- [What this task involves] Your answer should be each line of the entries that contains the word "reticulo", copied in full.

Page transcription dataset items
============================================================
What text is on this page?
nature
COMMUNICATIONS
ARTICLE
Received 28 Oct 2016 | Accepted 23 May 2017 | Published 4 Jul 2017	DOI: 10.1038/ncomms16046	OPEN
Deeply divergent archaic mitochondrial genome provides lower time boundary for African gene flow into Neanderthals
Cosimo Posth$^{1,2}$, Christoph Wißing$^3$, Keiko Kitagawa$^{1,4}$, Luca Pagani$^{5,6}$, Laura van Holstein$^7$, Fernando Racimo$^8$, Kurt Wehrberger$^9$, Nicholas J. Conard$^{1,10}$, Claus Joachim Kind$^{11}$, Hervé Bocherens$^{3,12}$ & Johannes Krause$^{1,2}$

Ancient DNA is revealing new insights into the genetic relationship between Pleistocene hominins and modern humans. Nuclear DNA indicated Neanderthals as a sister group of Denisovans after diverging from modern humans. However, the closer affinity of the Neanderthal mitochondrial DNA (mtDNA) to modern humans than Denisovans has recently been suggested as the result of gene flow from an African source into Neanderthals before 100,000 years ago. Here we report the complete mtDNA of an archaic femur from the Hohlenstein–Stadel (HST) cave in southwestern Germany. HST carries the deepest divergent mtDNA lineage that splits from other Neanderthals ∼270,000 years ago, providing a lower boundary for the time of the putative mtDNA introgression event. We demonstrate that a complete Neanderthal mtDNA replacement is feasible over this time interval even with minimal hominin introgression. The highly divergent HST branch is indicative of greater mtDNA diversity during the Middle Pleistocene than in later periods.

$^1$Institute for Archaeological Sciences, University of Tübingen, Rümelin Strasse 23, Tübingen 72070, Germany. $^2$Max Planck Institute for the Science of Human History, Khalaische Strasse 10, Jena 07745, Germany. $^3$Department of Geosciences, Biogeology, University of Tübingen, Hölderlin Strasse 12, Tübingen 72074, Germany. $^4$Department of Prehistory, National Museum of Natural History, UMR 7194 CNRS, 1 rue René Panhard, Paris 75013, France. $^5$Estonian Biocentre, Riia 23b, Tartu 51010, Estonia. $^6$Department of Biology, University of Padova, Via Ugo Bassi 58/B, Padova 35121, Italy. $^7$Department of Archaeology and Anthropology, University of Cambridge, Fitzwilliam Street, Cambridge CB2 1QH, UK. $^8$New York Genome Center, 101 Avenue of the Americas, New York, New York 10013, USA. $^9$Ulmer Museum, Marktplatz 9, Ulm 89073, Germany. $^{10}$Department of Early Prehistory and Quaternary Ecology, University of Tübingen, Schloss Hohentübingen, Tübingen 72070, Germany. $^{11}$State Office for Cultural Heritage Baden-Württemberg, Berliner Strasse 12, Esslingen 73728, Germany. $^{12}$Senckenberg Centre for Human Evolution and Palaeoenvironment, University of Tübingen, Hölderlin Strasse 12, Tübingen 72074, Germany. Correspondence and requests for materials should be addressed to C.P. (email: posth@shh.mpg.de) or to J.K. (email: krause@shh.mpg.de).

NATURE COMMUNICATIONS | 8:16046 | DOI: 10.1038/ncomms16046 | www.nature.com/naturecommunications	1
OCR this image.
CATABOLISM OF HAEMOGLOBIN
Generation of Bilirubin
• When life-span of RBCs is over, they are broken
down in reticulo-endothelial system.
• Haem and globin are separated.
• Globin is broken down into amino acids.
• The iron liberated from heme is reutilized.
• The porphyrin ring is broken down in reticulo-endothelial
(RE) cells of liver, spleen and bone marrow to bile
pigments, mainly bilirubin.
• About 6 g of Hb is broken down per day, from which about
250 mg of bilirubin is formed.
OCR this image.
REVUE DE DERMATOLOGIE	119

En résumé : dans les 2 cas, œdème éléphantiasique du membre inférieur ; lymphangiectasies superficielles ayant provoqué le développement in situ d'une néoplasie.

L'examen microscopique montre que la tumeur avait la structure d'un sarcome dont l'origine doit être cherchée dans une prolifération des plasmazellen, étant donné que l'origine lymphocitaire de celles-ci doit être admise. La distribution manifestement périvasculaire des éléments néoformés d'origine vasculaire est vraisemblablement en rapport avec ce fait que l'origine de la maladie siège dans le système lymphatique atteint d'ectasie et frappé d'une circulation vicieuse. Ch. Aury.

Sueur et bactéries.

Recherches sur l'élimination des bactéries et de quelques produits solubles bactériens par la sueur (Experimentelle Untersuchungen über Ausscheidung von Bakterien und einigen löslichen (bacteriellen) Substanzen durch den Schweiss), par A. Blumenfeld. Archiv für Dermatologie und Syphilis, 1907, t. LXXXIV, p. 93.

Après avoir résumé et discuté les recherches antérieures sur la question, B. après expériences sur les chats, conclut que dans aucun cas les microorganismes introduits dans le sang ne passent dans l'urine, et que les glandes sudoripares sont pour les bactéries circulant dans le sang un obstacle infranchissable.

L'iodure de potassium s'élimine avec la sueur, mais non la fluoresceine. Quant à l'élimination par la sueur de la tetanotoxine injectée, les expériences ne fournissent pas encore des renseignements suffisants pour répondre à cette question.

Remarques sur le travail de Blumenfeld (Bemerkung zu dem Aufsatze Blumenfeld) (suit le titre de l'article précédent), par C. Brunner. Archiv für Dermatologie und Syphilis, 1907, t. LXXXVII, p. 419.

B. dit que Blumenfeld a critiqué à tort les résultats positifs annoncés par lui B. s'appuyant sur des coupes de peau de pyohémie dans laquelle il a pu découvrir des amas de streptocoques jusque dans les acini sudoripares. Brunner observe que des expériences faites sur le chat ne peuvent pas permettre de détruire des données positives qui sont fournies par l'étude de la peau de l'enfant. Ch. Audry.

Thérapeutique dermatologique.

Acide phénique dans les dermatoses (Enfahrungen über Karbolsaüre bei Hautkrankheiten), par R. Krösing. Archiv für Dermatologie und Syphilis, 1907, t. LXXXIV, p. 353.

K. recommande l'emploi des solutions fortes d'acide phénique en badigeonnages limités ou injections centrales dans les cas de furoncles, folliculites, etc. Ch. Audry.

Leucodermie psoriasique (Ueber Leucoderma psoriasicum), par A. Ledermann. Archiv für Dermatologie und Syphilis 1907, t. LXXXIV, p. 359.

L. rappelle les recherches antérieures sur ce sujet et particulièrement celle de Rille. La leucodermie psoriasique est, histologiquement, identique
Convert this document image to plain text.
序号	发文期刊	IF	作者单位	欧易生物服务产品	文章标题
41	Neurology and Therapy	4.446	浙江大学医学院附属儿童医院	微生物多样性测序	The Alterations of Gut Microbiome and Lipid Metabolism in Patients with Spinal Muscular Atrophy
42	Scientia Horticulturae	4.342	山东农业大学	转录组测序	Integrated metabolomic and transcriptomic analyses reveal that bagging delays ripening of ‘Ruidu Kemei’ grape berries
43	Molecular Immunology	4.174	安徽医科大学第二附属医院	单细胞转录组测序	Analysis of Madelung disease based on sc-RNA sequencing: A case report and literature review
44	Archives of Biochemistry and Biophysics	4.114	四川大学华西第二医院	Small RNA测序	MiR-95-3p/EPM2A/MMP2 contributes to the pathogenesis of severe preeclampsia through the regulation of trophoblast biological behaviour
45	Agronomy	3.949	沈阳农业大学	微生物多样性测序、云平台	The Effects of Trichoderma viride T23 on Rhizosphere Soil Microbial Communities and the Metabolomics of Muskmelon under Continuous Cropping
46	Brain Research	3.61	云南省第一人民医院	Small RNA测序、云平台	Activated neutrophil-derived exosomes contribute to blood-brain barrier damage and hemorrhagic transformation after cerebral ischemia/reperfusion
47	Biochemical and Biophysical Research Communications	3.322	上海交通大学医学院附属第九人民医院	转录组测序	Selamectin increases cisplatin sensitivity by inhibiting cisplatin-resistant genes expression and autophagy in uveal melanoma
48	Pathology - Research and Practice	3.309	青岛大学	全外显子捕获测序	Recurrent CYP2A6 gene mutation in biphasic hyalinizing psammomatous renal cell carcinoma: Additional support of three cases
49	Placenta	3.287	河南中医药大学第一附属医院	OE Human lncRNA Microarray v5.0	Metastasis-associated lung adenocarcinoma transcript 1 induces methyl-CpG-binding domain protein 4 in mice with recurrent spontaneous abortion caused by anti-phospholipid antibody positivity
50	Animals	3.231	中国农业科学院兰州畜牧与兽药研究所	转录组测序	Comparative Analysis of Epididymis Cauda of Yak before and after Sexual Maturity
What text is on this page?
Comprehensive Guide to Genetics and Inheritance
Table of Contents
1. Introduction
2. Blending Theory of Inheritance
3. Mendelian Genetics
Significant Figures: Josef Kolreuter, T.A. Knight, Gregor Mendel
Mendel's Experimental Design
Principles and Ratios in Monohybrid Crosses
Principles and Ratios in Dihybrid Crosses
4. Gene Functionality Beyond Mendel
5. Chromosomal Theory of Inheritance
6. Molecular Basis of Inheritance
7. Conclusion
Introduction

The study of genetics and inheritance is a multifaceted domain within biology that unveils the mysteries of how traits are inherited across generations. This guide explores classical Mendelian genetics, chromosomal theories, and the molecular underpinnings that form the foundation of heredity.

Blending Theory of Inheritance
============================================================
- [Reply]
down in reticulo-endothelial system.
• The porphyrin ring is broken down in reticulo-endothelial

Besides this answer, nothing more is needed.